▶ **Supplied data**
▽

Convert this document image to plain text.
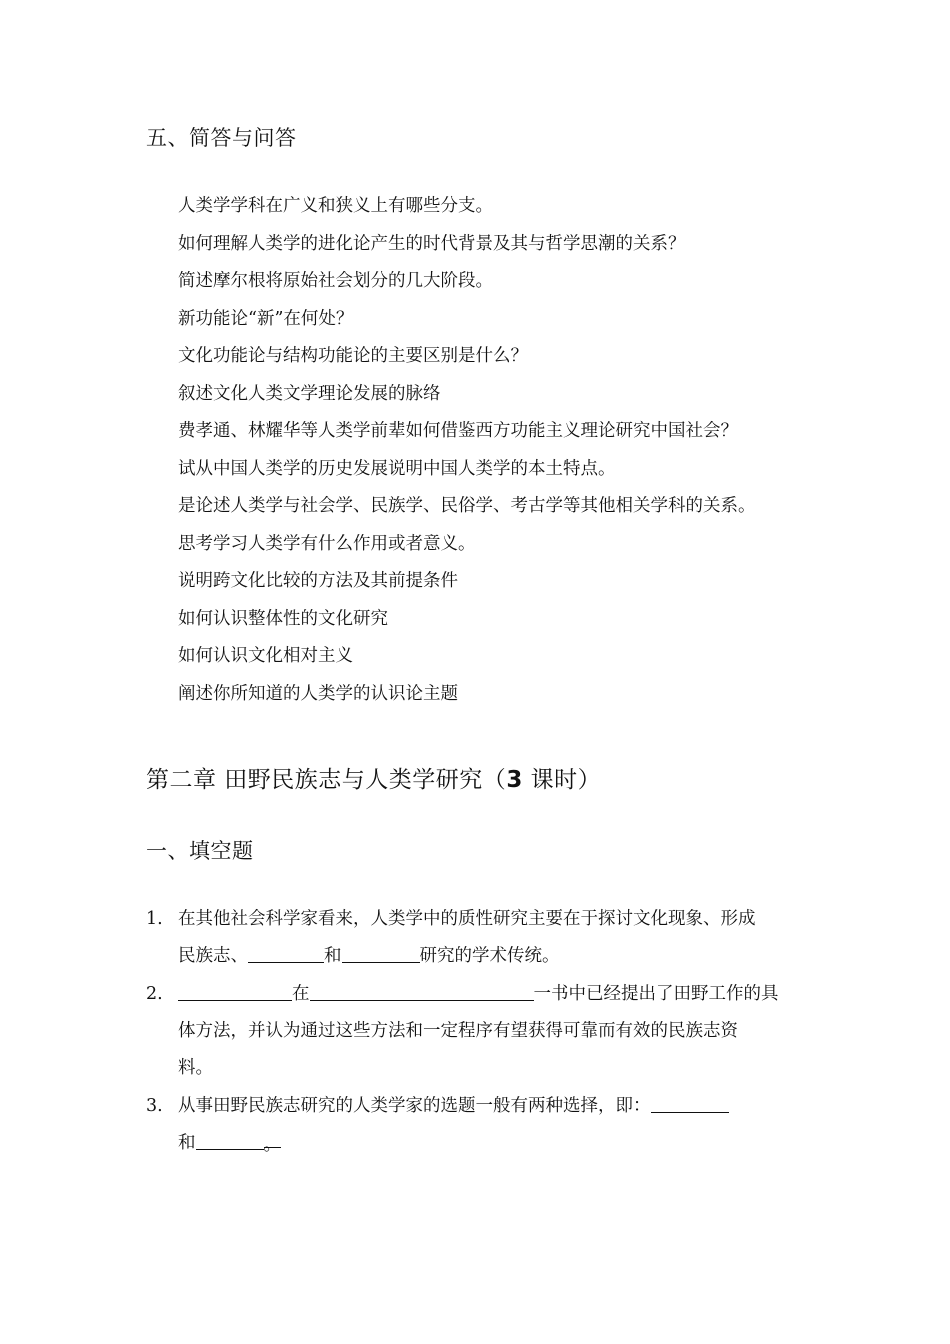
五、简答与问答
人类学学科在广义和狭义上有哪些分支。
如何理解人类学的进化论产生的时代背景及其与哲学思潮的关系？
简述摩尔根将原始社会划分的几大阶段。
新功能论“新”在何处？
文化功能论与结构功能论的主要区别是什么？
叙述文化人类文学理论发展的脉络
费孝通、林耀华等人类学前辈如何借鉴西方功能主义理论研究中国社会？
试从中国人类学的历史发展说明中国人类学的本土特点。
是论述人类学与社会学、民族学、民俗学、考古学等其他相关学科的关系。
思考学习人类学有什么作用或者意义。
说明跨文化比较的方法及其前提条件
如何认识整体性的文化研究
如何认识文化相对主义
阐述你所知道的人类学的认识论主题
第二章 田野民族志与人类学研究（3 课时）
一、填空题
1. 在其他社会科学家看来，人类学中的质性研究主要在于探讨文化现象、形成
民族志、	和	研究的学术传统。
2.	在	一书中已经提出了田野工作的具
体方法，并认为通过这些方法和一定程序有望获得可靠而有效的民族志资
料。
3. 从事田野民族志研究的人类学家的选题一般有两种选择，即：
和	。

△

▶ **What is asked**
Your copy should repeat each entry above exactly but contain no pictures.

▶ **Response**
Convert this document image to plain text.
五、简答与问答
人类学学科在广义和狭义上有哪些分支。
如何理解人类学的进化论产生的时代背景及其与哲学思潮的关系？
简述摩尔根将原始社会划分的几大阶段。
新功能论“新”在何处？
文化功能论与结构功能论的主要区别是什么？
叙述文化人类文学理论发展的脉络
费孝通、林耀华等人类学前辈如何借鉴西方功能主义理论研究中国社会？
试从中国人类学的历史发展说明中国人类学的本土特点。
是论述人类学与社会学、民族学、民俗学、考古学等其他相关学科的关系。
思考学习人类学有什么作用或者意义。
说明跨文化比较的方法及其前提条件
如何认识整体性的文化研究
如何认识文化相对主义
阐述你所知道的人类学的认识论主题
第二章 田野民族志与人类学研究（3 课时）
一、填空题
1. 在其他社会科学家看来，人类学中的质性研究主要在于探讨文化现象、形成
民族志、	和	研究的学术传统。
2.	在	一书中已经提出了田野工作的具
体方法，并认为通过这些方法和一定程序有望获得可靠而有效的民族志资
料。
3. 从事田野民族志研究的人类学家的选题一般有两种选择，即：
和	。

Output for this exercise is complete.